Data rows
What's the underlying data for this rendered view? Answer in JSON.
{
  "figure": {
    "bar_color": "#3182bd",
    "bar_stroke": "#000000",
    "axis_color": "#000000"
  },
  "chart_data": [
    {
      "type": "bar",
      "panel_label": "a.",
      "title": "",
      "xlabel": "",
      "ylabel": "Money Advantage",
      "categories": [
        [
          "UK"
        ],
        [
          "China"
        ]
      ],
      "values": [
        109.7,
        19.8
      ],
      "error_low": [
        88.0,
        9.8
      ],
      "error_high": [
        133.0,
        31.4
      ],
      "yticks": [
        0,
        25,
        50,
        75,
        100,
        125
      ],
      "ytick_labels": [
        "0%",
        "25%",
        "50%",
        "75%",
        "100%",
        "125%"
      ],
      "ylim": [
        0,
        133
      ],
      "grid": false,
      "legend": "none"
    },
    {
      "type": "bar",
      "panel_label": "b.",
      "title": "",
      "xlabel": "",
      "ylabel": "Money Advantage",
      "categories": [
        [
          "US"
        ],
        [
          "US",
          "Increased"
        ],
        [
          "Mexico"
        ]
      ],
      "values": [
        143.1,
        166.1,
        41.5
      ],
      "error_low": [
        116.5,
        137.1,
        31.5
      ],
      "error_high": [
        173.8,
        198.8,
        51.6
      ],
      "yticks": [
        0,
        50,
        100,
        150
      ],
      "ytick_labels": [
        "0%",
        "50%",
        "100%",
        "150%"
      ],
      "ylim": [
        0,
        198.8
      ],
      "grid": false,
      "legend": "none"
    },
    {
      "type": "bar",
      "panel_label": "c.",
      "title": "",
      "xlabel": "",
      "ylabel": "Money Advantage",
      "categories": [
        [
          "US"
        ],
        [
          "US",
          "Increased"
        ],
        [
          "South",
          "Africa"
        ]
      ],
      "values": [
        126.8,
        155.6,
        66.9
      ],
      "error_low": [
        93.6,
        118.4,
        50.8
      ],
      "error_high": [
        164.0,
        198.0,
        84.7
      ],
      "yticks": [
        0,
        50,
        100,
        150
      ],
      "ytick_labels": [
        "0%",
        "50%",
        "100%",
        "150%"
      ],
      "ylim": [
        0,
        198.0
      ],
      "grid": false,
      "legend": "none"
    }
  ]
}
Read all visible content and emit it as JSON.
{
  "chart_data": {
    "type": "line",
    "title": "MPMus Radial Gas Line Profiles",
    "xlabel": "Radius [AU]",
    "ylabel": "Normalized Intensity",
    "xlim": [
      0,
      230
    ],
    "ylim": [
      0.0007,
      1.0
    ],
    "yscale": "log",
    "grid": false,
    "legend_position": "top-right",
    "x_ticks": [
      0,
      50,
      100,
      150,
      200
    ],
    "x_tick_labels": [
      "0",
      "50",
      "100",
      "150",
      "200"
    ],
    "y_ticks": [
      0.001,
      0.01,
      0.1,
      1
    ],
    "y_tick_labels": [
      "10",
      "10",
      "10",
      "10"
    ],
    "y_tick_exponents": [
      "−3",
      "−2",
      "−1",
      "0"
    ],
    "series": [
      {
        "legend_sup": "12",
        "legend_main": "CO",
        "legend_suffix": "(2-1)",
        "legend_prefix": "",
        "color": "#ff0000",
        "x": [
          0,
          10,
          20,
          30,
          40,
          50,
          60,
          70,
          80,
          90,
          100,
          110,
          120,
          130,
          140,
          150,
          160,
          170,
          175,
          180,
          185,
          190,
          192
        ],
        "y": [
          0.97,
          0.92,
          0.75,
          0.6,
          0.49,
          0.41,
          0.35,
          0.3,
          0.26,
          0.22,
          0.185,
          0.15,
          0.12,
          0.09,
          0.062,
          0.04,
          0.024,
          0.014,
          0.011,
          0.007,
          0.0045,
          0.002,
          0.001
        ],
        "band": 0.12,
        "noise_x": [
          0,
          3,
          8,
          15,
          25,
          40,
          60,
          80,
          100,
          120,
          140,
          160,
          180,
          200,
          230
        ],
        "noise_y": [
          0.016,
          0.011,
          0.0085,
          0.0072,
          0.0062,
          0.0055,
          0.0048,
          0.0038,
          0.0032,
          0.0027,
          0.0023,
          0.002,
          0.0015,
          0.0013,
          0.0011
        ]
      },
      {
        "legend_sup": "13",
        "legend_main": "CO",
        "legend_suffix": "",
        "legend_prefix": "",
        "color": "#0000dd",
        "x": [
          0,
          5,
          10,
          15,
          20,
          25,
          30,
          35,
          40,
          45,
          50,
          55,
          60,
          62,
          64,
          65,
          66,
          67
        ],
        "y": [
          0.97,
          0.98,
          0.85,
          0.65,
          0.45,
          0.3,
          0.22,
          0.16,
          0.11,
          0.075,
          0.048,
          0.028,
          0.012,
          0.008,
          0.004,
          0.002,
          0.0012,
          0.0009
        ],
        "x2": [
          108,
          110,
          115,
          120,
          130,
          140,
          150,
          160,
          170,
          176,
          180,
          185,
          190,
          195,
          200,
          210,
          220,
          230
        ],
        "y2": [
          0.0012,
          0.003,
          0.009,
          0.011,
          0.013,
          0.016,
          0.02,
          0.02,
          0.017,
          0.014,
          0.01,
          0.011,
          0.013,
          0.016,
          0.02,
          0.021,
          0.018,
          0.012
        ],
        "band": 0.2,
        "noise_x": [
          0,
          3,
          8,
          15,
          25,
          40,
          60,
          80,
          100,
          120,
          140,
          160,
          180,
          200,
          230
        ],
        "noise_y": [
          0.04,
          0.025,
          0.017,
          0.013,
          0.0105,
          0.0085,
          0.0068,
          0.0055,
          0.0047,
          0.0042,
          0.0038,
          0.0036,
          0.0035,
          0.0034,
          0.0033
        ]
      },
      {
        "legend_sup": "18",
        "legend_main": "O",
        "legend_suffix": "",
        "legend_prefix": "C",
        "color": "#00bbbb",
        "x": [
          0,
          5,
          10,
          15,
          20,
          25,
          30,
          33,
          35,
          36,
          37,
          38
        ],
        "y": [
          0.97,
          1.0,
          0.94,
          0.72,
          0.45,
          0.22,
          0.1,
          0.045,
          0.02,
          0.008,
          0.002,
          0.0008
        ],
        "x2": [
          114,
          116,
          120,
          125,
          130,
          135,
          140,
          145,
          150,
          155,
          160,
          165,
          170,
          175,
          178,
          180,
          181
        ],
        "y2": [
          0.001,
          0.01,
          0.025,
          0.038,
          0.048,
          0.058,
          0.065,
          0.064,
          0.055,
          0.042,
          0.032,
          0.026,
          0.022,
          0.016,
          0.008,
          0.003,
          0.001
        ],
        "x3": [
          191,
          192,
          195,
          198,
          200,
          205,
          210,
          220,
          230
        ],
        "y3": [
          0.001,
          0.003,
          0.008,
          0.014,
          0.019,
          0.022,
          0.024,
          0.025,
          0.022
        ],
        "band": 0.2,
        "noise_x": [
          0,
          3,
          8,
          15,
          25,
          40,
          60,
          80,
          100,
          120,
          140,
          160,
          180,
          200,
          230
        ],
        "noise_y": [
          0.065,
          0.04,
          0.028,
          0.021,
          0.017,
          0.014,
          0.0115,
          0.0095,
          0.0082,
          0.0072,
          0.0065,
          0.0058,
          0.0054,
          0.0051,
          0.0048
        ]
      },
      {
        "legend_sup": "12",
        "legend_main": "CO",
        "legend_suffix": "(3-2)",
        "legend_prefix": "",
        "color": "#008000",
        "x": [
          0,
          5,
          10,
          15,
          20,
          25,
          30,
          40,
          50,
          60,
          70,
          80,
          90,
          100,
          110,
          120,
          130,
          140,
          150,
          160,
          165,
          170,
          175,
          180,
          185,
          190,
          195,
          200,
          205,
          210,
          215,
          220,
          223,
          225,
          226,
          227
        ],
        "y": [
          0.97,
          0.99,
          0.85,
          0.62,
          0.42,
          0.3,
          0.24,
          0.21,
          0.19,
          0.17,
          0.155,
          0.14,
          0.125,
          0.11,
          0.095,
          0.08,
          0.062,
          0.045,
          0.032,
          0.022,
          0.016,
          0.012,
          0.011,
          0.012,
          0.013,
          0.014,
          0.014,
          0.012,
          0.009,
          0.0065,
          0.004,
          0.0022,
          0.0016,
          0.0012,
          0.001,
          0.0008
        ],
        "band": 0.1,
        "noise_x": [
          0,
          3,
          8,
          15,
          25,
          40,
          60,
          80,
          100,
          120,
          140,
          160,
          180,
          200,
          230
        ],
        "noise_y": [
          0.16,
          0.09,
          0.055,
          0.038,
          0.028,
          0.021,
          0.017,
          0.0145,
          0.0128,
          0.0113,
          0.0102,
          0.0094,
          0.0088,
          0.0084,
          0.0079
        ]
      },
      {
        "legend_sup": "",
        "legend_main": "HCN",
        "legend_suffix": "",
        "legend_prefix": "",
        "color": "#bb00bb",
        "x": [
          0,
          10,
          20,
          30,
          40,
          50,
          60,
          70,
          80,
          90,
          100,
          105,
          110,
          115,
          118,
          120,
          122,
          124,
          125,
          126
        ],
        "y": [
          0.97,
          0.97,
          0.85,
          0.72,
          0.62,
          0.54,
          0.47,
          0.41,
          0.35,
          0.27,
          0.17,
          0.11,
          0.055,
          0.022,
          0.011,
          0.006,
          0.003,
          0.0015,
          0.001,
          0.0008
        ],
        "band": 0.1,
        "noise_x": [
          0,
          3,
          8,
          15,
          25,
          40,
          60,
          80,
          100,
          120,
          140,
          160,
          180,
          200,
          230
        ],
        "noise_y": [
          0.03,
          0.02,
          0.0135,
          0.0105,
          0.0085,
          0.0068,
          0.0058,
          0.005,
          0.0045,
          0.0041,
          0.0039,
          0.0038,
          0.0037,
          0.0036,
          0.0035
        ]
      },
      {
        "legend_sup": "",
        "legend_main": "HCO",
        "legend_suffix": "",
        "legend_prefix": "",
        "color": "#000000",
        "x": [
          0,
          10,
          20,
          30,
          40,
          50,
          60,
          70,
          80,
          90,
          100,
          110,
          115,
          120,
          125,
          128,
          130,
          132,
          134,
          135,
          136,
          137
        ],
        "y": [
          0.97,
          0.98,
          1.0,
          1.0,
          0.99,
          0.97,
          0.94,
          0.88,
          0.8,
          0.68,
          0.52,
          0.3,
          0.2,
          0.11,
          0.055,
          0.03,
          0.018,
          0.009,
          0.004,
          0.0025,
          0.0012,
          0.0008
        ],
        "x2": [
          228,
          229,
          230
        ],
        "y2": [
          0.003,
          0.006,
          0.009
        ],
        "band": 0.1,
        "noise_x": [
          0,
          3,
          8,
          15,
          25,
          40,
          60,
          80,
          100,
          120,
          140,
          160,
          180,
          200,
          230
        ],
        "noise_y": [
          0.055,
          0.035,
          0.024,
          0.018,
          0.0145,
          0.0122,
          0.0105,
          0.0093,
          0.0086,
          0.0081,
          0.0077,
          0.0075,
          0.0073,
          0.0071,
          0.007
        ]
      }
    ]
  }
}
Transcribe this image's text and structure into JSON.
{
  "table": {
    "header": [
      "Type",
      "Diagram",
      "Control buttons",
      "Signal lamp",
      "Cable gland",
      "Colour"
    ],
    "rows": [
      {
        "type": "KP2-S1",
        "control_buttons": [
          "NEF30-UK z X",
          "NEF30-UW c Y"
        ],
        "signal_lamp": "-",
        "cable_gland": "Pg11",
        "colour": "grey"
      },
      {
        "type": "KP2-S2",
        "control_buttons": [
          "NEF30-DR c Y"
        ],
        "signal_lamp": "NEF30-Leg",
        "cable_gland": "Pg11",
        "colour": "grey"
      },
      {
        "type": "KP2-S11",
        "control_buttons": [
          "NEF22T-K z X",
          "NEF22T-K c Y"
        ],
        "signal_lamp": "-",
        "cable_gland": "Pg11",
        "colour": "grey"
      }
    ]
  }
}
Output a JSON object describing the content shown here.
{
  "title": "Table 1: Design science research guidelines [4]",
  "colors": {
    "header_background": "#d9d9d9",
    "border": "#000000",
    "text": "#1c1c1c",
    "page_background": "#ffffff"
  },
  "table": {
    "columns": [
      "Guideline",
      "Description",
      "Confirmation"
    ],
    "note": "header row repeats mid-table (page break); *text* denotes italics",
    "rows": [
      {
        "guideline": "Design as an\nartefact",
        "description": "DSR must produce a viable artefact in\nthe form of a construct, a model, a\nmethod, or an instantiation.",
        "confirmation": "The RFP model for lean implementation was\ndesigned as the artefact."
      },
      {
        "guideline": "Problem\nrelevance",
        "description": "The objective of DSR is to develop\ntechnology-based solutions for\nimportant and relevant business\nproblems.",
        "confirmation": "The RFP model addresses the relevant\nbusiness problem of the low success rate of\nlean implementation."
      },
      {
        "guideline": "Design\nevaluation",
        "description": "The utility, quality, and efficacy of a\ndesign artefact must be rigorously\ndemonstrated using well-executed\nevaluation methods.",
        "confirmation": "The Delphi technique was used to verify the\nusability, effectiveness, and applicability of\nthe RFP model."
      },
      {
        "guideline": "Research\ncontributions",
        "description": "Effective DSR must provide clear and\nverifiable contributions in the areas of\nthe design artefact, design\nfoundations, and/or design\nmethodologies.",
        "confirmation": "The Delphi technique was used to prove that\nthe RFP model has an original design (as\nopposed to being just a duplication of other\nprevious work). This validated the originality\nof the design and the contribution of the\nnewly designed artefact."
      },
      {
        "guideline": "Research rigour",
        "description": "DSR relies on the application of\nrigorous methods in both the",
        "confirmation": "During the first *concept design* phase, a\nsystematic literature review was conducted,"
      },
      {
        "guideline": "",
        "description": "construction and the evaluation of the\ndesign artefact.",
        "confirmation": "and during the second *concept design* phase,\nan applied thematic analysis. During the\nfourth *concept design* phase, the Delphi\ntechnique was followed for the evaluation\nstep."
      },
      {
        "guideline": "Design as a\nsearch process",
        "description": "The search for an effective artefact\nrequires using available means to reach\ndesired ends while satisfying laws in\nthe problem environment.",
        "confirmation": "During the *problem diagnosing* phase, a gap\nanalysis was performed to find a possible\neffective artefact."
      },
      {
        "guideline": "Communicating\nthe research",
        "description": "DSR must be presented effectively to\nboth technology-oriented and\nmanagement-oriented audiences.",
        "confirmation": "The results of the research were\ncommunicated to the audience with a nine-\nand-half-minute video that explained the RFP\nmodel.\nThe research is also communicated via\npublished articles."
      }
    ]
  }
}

Goal of the exercise
Identify and copy lines that hold the string "implementation".

Written reply
        "confirmation": "The RFP model for lean implementation was\ndesigned as the artefact."
        "confirmation": "The RFP model addresses the relevant\nbusiness problem of the low success rate of\nlean implementation."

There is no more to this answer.